### INSTRUCTIONS FOR THE TASK
Reproduce all entries precisely as they are written.

### LISTED RECORDS
** Start **

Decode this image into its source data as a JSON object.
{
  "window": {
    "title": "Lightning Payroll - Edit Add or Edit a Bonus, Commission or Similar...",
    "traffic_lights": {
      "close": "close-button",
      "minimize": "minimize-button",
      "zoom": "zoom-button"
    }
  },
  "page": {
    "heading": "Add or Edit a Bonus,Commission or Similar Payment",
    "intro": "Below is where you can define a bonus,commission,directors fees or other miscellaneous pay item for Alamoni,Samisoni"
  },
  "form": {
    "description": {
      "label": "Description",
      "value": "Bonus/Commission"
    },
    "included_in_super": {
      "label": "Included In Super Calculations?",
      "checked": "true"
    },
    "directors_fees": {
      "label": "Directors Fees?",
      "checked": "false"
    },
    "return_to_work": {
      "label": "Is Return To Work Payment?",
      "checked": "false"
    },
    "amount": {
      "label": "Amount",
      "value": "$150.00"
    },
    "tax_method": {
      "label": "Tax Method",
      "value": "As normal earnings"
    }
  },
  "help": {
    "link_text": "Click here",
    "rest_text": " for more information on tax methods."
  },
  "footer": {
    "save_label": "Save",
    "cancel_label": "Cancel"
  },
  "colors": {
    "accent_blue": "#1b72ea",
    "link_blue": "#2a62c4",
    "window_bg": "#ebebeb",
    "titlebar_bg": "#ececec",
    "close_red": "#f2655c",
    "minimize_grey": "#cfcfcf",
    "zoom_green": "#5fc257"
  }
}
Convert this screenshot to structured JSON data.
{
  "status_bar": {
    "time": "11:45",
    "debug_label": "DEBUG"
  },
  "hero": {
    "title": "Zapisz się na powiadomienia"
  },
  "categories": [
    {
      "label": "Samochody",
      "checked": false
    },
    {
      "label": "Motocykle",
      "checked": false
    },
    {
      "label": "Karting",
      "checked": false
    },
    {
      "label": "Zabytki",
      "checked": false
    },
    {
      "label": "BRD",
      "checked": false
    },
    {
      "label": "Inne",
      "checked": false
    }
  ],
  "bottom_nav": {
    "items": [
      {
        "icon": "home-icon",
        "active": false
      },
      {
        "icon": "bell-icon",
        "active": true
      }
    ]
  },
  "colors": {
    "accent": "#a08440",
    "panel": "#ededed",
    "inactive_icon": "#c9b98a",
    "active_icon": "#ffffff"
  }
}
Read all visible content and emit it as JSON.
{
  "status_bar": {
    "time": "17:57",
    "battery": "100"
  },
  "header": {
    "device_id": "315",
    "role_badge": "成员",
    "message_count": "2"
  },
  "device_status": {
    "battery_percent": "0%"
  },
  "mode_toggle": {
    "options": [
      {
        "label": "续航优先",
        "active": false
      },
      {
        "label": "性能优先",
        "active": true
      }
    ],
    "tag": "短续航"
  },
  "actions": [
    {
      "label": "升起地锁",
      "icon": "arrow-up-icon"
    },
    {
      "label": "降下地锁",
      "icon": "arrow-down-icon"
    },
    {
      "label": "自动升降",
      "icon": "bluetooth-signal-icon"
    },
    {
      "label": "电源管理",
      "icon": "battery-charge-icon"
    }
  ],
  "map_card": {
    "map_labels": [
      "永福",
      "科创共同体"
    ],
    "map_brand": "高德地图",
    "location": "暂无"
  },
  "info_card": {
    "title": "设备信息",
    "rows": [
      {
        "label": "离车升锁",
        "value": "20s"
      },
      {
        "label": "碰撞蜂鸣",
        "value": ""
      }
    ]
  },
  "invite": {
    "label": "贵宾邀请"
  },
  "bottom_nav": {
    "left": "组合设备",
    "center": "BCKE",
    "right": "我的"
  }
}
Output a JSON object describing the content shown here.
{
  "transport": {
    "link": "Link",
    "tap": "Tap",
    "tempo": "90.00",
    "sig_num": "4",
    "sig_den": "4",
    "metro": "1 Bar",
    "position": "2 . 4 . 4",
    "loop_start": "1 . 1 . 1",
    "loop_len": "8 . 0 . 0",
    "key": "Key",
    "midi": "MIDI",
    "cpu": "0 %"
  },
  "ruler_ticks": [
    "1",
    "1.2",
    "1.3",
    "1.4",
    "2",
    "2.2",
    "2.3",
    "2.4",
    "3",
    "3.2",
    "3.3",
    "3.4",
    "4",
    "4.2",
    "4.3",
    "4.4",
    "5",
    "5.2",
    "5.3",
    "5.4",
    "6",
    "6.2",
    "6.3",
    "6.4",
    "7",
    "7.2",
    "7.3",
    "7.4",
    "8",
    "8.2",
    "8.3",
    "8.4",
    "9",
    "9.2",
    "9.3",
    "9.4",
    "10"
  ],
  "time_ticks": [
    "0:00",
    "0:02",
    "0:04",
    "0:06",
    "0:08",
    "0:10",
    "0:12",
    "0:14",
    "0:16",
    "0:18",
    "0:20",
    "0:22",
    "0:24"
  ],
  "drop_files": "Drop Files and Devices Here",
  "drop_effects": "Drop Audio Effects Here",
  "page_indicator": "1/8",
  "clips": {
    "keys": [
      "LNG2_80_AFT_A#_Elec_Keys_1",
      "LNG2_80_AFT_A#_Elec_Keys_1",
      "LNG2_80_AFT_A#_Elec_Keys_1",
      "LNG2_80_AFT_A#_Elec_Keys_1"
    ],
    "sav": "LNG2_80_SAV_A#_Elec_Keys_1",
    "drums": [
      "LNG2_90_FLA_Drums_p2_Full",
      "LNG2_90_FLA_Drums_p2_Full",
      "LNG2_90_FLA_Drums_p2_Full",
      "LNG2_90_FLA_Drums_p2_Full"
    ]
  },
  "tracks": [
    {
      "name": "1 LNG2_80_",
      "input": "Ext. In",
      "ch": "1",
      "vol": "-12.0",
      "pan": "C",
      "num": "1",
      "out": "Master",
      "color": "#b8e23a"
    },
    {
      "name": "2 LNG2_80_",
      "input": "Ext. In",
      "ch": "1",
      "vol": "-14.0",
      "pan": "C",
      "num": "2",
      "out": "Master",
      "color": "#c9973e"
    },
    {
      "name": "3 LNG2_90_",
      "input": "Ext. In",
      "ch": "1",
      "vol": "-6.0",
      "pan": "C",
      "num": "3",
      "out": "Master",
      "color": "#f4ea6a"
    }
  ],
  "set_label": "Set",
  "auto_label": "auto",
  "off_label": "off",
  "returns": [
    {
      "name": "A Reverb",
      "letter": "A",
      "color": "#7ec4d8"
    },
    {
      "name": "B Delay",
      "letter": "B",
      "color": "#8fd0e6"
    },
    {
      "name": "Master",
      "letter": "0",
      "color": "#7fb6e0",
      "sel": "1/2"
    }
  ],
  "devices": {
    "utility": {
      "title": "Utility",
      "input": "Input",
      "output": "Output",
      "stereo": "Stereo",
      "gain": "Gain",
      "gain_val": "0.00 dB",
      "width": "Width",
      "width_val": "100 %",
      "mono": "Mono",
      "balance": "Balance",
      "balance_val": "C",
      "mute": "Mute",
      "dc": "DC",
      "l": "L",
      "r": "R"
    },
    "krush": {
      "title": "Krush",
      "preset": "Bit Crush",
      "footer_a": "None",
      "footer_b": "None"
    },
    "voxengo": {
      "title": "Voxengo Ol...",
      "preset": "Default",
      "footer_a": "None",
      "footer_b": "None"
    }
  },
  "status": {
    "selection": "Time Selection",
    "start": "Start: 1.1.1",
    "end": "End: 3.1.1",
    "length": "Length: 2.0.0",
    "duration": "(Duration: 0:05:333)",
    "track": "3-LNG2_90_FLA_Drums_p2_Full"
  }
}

** End **

### COMPLETE OUTPUT
Decode this image into its source data as a JSON object.
{
  "window": {
    "title": "Lightning Payroll - Edit Add or Edit a Bonus, Commission or Similar...",
    "traffic_lights": {
      "close": "close-button",
      "minimize": "minimize-button",
      "zoom": "zoom-button"
    }
  },
  "page": {
    "heading": "Add or Edit a Bonus,Commission or Similar Payment",
    "intro": "Below is where you can define a bonus,commission,directors fees or other miscellaneous pay item for Alamoni,Samisoni"
  },
  "form": {
    "description": {
      "label": "Description",
      "value": "Bonus/Commission"
    },
    "included_in_super": {
      "label": "Included In Super Calculations?",
      "checked": "true"
    },
    "directors_fees": {
      "label": "Directors Fees?",
      "checked": "false"
    },
    "return_to_work": {
      "label": "Is Return To Work Payment?",
      "checked": "false"
    },
    "amount": {
      "label": "Amount",
      "value": "$150.00"
    },
    "tax_method": {
      "label": "Tax Method",
      "value": "As normal earnings"
    }
  },
  "help": {
    "link_text": "Click here",
    "rest_text": " for more information on tax methods."
  },
  "footer": {
    "save_label": "Save",
    "cancel_label": "Cancel"
  },
  "colors": {
    "accent_blue": "#1b72ea",
    "link_blue": "#2a62c4",
    "window_bg": "#ebebeb",
    "titlebar_bg": "#ececec",
    "close_red": "#f2655c",
    "minimize_grey": "#cfcfcf",
    "zoom_green": "#5fc257"
  }
}
Convert this screenshot to structured JSON data.
{
  "status_bar": {
    "time": "11:45",
    "debug_label": "DEBUG"
  },
  "hero": {
    "title": "Zapisz się na powiadomienia"
  },
  "categories": [
    {
      "label": "Samochody",
      "checked": false
    },
    {
      "label": "Motocykle",
      "checked": false
    },
    {
      "label": "Karting",
      "checked": false
    },
    {
      "label": "Zabytki",
      "checked": false
    },
    {
      "label": "BRD",
      "checked": false
    },
    {
      "label": "Inne",
      "checked": false
    }
  ],
  "bottom_nav": {
    "items": [
      {
        "icon": "home-icon",
        "active": false
      },
      {
        "icon": "bell-icon",
        "active": true
      }
    ]
  },
  "colors": {
    "accent": "#a08440",
    "panel": "#ededed",
    "inactive_icon": "#c9b98a",
    "active_icon": "#ffffff"
  }
}
Read all visible content and emit it as JSON.
{
  "status_bar": {
    "time": "17:57",
    "battery": "100"
  },
  "header": {
    "device_id": "315",
    "role_badge": "成员",
    "message_count": "2"
  },
  "device_status": {
    "battery_percent": "0%"
  },
  "mode_toggle": {
    "options": [
      {
        "label": "续航优先",
        "active": false
      },
      {
        "label": "性能优先",
        "active": true
      }
    ],
    "tag": "短续航"
  },
  "actions": [
    {
      "label": "升起地锁",
      "icon": "arrow-up-icon"
    },
    {
      "label": "降下地锁",
      "icon": "arrow-down-icon"
    },
    {
      "label": "自动升降",
      "icon": "bluetooth-signal-icon"
    },
    {
      "label": "电源管理",
      "icon": "battery-charge-icon"
    }
  ],
  "map_card": {
    "map_labels": [
      "永福",
      "科创共同体"
    ],
    "map_brand": "高德地图",
    "location": "暂无"
  },
  "info_card": {
    "title": "设备信息",
    "rows": [
      {
        "label": "离车升锁",
        "value": "20s"
      },
      {
        "label": "碰撞蜂鸣",
        "value": ""
      }
    ]
  },
  "invite": {
    "label": "贵宾邀请"
  },
  "bottom_nav": {
    "left": "组合设备",
    "center": "BCKE",
    "right": "我的"
  }
}
Output a JSON object describing the content shown here.
{
  "transport": {
    "link": "Link",
    "tap": "Tap",
    "tempo": "90.00",
    "sig_num": "4",
    "sig_den": "4",
    "metro": "1 Bar",
    "position": "2 . 4 . 4",
    "loop_start": "1 . 1 . 1",
    "loop_len": "8 . 0 . 0",
    "key": "Key",
    "midi": "MIDI",
    "cpu": "0 %"
  },
  "ruler_ticks": [
    "1",
    "1.2",
    "1.3",
    "1.4",
    "2",
    "2.2",
    "2.3",
    "2.4",
    "3",
    "3.2",
    "3.3",
    "3.4",
    "4",
    "4.2",
    "4.3",
    "4.4",
    "5",
    "5.2",
    "5.3",
    "5.4",
    "6",
    "6.2",
    "6.3",
    "6.4",
    "7",
    "7.2",
    "7.3",
    "7.4",
    "8",
    "8.2",
    "8.3",
    "8.4",
    "9",
    "9.2",
    "9.3",
    "9.4",
    "10"
  ],
  "time_ticks": [
    "0:00",
    "0:02",
    "0:04",
    "0:06",
    "0:08",
    "0:10",
    "0:12",
    "0:14",
    "0:16",
    "0:18",
    "0:20",
    "0:22",
    "0:24"
  ],
  "drop_files": "Drop Files and Devices Here",
  "drop_effects": "Drop Audio Effects Here",
  "page_indicator": "1/8",
  "clips": {
    "keys": [
      "LNG2_80_AFT_A#_Elec_Keys_1",
      "LNG2_80_AFT_A#_Elec_Keys_1",
      "LNG2_80_AFT_A#_Elec_Keys_1",
      "LNG2_80_AFT_A#_Elec_Keys_1"
    ],
    "sav": "LNG2_80_SAV_A#_Elec_Keys_1",
    "drums": [
      "LNG2_90_FLA_Drums_p2_Full",
      "LNG2_90_FLA_Drums_p2_Full",
      "LNG2_90_FLA_Drums_p2_Full",
      "LNG2_90_FLA_Drums_p2_Full"
    ]
  },
  "tracks": [
    {
      "name": "1 LNG2_80_",
      "input": "Ext. In",
      "ch": "1",
      "vol": "-12.0",
      "pan": "C",
      "num": "1",
      "out": "Master",
      "color": "#b8e23a"
    },
    {
      "name": "2 LNG2_80_",
      "input": "Ext. In",
      "ch": "1",
      "vol": "-14.0",
      "pan": "C",
      "num": "2",
      "out": "Master",
      "color": "#c9973e"
    },
    {
      "name": "3 LNG2_90_",
      "input": "Ext. In",
      "ch": "1",
      "vol": "-6.0",
      "pan": "C",
      "num": "3",
      "out": "Master",
      "color": "#f4ea6a"
    }
  ],
  "set_label": "Set",
  "auto_label": "auto",
  "off_label": "off",
  "returns": [
    {
      "name": "A Reverb",
      "letter": "A",
      "color": "#7ec4d8"
    },
    {
      "name": "B Delay",
      "letter": "B",
      "color": "#8fd0e6"
    },
    {
      "name": "Master",
      "letter": "0",
      "color": "#7fb6e0",
      "sel": "1/2"
    }
  ],
  "devices": {
    "utility": {
      "title": "Utility",
      "input": "Input",
      "output": "Output",
      "stereo": "Stereo",
      "gain": "Gain",
      "gain_val": "0.00 dB",
      "width": "Width",
      "width_val": "100 %",
      "mono": "Mono",
      "balance": "Balance",
      "balance_val": "C",
      "mute": "Mute",
      "dc": "DC",
      "l": "L",
      "r": "R"
    },
    "krush": {
      "title": "Krush",
      "preset": "Bit Crush",
      "footer_a": "None",
      "footer_b": "None"
    },
    "voxengo": {
      "title": "Voxengo Ol...",
      "preset": "Default",
      "footer_a": "None",
      "footer_b": "None"
    }
  },
  "status": {
    "selection": "Time Selection",
    "start": "Start: 1.1.1",
    "end": "End: 3.1.1",
    "length": "Length: 2.0.0",
    "duration": "(Duration: 0:05:333)",
    "track": "3-LNG2_90_FLA_Drums_p2_Full"
  }
}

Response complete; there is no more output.